Short exercise: Search the material below for the word "type". Copy every line that has it.

Data provided:
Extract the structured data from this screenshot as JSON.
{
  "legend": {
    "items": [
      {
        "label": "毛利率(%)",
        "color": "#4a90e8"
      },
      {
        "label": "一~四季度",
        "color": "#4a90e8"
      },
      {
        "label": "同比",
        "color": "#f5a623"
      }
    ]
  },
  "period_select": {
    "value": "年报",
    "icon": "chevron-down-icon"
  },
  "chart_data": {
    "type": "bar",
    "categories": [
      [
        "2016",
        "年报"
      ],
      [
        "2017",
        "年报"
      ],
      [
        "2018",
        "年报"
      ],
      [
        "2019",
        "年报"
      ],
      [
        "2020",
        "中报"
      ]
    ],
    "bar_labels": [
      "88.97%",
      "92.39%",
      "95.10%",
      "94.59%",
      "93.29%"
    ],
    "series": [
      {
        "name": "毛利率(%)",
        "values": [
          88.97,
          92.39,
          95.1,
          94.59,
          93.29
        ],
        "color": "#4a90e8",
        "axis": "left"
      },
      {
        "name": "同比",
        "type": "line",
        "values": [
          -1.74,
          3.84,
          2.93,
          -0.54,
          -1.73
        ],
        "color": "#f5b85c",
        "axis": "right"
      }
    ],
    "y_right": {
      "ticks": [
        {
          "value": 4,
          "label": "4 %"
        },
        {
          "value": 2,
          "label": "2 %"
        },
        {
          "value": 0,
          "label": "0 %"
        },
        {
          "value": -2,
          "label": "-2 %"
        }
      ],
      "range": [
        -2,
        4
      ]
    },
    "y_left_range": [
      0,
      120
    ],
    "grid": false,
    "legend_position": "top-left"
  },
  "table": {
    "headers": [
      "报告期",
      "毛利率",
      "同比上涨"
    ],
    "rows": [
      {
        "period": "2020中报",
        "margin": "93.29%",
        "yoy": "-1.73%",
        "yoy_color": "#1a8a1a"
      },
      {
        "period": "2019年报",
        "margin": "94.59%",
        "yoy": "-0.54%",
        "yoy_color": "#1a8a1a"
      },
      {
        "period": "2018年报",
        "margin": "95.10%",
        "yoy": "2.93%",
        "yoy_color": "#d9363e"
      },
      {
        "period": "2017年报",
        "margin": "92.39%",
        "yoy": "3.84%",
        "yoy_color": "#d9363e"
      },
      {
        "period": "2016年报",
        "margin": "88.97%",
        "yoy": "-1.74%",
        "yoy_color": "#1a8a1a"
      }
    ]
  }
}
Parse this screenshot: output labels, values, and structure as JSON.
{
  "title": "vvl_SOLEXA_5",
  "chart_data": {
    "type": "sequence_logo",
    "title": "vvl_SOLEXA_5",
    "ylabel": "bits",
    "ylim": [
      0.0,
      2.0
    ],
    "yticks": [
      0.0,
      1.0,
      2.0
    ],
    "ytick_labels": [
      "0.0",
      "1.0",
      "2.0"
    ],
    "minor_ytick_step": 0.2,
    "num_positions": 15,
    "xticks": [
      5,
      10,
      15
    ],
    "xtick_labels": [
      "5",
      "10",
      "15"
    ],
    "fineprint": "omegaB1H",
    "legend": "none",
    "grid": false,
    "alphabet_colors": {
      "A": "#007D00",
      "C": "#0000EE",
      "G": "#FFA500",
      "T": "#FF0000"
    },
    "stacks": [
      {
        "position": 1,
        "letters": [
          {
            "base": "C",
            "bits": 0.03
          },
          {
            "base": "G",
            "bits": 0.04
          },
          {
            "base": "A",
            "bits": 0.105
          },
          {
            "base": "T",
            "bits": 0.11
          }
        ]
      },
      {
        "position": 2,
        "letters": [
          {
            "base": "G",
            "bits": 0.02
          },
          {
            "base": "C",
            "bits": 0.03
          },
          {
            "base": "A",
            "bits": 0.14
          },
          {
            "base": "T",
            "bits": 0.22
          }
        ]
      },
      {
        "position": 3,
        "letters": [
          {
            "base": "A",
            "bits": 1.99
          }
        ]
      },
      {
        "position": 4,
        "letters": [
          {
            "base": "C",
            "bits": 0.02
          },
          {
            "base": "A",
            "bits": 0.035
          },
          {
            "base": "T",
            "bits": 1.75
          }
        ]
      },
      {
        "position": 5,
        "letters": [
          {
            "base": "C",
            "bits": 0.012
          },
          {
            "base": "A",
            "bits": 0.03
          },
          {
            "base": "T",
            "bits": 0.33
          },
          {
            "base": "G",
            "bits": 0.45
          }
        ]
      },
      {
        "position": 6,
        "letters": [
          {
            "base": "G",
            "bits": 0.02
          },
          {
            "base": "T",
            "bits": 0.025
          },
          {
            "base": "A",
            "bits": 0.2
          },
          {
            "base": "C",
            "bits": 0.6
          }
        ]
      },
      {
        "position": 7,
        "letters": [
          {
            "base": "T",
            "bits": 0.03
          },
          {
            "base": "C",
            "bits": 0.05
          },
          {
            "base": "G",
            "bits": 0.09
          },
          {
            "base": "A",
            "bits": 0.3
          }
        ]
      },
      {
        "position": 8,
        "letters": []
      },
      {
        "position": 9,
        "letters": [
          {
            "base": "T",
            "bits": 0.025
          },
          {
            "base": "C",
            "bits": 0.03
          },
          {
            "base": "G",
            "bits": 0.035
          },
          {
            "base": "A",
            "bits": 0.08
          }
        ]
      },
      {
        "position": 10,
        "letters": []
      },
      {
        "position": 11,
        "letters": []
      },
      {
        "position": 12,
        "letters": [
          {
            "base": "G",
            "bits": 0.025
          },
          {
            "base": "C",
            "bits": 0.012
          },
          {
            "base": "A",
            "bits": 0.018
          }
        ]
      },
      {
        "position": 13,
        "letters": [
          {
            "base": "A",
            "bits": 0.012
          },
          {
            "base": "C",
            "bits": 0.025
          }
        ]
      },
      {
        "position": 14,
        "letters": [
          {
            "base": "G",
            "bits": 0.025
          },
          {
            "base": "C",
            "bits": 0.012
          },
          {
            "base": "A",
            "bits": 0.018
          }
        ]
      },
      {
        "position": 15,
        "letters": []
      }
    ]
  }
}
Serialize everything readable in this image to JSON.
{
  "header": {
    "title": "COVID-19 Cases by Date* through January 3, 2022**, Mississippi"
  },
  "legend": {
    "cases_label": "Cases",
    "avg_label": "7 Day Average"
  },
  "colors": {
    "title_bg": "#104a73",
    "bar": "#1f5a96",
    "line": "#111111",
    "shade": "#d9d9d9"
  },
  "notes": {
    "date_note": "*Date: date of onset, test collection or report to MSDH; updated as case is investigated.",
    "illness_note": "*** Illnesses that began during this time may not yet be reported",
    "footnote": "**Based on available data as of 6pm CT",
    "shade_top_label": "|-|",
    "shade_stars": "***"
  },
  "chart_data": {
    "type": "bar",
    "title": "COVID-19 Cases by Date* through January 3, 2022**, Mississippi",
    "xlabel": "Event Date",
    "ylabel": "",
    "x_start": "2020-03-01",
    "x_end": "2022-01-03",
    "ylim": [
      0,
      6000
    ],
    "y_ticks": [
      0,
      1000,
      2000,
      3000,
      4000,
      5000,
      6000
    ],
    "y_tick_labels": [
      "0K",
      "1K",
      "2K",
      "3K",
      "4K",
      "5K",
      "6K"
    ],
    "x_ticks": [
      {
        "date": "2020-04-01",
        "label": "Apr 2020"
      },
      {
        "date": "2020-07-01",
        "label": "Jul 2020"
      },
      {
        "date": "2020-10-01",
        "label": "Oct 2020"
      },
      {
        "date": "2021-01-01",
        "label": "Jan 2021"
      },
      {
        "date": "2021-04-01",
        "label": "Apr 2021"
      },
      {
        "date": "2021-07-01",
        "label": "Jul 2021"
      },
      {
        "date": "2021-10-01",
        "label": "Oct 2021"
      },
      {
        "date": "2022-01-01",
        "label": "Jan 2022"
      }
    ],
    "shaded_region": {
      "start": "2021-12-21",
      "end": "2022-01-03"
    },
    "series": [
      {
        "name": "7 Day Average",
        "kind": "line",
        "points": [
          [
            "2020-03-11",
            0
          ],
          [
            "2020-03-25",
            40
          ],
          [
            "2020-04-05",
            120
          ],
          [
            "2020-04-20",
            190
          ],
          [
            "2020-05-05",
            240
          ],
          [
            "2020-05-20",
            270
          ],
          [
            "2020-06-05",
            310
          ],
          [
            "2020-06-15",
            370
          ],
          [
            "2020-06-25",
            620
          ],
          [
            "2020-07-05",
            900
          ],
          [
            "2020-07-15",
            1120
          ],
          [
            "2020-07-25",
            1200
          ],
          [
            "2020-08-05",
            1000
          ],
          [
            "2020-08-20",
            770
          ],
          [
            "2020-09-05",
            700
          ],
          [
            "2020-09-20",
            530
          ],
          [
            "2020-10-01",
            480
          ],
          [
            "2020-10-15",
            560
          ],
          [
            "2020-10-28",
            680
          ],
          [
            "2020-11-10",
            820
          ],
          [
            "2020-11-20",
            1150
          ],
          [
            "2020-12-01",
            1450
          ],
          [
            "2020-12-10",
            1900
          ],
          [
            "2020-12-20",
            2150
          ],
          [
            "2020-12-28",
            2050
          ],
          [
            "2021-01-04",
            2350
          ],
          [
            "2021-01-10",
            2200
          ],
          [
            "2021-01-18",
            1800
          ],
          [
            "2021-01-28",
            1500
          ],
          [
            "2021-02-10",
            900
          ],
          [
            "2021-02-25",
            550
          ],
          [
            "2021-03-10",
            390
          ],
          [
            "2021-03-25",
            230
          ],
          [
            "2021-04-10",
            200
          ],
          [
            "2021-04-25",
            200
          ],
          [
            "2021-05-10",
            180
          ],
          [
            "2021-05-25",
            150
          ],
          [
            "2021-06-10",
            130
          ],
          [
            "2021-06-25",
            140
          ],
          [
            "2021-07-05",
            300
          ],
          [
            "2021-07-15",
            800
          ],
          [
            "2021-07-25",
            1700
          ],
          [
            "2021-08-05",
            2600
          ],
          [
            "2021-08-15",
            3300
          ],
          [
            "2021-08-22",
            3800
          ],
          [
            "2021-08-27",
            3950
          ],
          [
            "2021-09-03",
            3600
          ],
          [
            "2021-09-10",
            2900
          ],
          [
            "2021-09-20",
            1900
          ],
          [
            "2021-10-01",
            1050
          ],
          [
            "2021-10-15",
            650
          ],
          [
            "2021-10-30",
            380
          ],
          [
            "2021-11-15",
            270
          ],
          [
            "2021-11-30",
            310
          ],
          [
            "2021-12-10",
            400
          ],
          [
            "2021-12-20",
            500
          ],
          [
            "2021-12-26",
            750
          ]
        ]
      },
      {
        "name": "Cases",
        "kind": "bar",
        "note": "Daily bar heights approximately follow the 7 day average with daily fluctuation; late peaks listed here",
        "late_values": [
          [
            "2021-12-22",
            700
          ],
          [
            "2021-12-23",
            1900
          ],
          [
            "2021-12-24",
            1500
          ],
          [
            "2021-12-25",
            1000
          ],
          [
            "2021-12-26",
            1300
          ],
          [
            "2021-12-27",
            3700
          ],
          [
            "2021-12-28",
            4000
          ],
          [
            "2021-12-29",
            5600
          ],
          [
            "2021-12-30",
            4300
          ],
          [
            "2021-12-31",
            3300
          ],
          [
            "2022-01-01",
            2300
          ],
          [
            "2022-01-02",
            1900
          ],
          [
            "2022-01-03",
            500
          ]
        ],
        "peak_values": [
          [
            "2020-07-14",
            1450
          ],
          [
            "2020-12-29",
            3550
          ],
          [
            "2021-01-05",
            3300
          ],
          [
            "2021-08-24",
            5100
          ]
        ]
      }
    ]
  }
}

Expected answer:
    "type": "bar",
        "type": "line",
    "type": "sequence_logo",
    "type": "bar",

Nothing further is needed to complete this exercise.